### GOAL OF THE EXERCISE
Collect all lines from the listing that include the string "nand".

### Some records
>>

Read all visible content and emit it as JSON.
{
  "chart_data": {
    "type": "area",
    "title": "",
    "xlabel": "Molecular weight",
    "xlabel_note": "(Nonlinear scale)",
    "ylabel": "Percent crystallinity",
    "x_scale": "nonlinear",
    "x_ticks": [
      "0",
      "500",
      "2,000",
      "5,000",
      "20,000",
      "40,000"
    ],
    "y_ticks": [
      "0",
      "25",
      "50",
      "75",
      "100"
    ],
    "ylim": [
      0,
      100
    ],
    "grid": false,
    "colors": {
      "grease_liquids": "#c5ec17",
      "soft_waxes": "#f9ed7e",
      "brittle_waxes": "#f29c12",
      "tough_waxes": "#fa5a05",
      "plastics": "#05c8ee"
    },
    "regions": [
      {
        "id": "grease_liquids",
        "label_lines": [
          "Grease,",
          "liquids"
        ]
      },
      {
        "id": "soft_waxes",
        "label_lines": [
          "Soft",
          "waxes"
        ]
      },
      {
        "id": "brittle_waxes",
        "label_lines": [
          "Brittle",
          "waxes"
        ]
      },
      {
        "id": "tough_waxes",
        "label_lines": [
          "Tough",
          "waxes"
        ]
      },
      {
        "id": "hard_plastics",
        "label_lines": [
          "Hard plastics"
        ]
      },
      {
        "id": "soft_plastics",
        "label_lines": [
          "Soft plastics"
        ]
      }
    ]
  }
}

<<
>>

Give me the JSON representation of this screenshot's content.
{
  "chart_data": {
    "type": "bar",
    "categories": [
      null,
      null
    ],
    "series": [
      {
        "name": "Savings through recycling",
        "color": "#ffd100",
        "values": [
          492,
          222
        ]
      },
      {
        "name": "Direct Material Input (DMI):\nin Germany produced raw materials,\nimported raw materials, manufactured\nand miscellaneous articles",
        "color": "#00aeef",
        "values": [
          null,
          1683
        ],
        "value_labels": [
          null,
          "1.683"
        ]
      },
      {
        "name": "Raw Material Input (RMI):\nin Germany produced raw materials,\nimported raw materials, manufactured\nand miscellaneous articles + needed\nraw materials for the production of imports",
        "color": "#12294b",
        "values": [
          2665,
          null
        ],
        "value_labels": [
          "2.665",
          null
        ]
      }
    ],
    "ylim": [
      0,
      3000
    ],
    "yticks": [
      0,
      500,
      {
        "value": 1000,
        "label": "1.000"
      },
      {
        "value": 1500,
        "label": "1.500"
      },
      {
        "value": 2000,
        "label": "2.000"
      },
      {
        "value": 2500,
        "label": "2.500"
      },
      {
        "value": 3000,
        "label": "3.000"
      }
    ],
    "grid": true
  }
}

<<

### RESULT OF THE EXERCISE
        "name": "Direct Material Input (DMI):\nin Germany produced raw materials,\nimported raw materials, manufactured\nand miscellaneous articles",
        "name": "Raw Material Input (RMI):\nin Germany produced raw materials,\nimported raw materials, manufactured\nand miscellaneous articles + needed\nraw materials for the production of imports",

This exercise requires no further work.